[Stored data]
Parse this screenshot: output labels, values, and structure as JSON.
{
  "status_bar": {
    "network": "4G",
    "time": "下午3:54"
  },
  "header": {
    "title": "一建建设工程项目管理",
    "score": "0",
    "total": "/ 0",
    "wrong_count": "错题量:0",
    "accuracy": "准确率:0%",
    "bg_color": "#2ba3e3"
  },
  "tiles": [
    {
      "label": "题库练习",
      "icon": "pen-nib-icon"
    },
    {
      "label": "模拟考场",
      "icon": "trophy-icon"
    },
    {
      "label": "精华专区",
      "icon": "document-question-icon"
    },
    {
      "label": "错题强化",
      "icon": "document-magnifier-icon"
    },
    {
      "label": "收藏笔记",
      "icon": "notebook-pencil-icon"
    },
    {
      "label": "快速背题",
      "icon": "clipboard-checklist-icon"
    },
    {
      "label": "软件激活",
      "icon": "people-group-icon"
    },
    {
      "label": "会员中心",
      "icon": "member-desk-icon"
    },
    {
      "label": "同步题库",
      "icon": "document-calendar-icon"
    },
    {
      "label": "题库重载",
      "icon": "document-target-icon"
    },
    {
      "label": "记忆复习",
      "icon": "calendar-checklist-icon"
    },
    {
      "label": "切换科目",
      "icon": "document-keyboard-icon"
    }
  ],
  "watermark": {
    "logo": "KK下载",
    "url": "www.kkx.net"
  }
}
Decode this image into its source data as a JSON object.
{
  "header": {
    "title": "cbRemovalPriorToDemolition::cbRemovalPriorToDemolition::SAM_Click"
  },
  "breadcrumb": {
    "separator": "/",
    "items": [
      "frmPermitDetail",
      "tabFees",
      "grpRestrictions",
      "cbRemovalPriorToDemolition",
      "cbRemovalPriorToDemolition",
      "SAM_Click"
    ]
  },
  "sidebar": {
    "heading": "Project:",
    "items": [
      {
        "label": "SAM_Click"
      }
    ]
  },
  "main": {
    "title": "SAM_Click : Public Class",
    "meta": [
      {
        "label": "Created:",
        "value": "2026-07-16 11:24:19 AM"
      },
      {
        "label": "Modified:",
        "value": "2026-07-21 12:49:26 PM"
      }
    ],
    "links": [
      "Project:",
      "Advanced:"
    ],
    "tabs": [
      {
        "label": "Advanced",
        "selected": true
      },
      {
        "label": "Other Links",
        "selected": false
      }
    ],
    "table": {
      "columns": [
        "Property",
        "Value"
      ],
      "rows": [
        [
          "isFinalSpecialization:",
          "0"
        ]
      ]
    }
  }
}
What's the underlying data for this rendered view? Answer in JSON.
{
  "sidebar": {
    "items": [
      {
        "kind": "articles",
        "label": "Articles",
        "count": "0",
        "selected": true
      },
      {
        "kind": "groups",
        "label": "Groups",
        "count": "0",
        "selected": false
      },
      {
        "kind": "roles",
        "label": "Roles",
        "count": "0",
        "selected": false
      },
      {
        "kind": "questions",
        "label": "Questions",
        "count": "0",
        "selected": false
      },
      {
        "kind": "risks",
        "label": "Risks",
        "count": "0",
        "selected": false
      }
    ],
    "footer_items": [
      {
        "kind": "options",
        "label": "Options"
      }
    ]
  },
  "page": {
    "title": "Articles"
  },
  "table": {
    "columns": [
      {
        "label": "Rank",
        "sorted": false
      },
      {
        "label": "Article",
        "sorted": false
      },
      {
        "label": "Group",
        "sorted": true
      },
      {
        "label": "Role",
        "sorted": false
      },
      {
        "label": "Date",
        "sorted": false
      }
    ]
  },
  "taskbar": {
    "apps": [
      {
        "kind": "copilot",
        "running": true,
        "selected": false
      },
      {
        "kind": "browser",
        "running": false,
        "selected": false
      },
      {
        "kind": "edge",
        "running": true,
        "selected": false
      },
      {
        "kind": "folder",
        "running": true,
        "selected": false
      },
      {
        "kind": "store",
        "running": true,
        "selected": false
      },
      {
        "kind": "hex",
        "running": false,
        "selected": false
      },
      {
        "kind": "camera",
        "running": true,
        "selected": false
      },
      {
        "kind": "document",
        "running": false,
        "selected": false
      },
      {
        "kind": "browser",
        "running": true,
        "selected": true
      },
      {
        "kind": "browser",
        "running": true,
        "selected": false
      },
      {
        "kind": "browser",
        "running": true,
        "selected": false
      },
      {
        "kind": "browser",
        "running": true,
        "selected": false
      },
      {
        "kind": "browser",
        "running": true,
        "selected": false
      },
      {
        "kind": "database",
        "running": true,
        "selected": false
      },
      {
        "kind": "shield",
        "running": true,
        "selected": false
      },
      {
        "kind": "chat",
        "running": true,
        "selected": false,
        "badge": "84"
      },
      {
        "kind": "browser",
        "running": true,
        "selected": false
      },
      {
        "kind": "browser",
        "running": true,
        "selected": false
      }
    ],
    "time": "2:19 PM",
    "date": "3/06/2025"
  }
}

THE PROBLEM: Copy every line that includes the string "JSON" from the material above.

THE RESPONSE:
Parse this screenshot: output labels, values, and structure as JSON.
Decode this image into its source data as a JSON object.
What's the underlying data for this rendered view? Answer in JSON.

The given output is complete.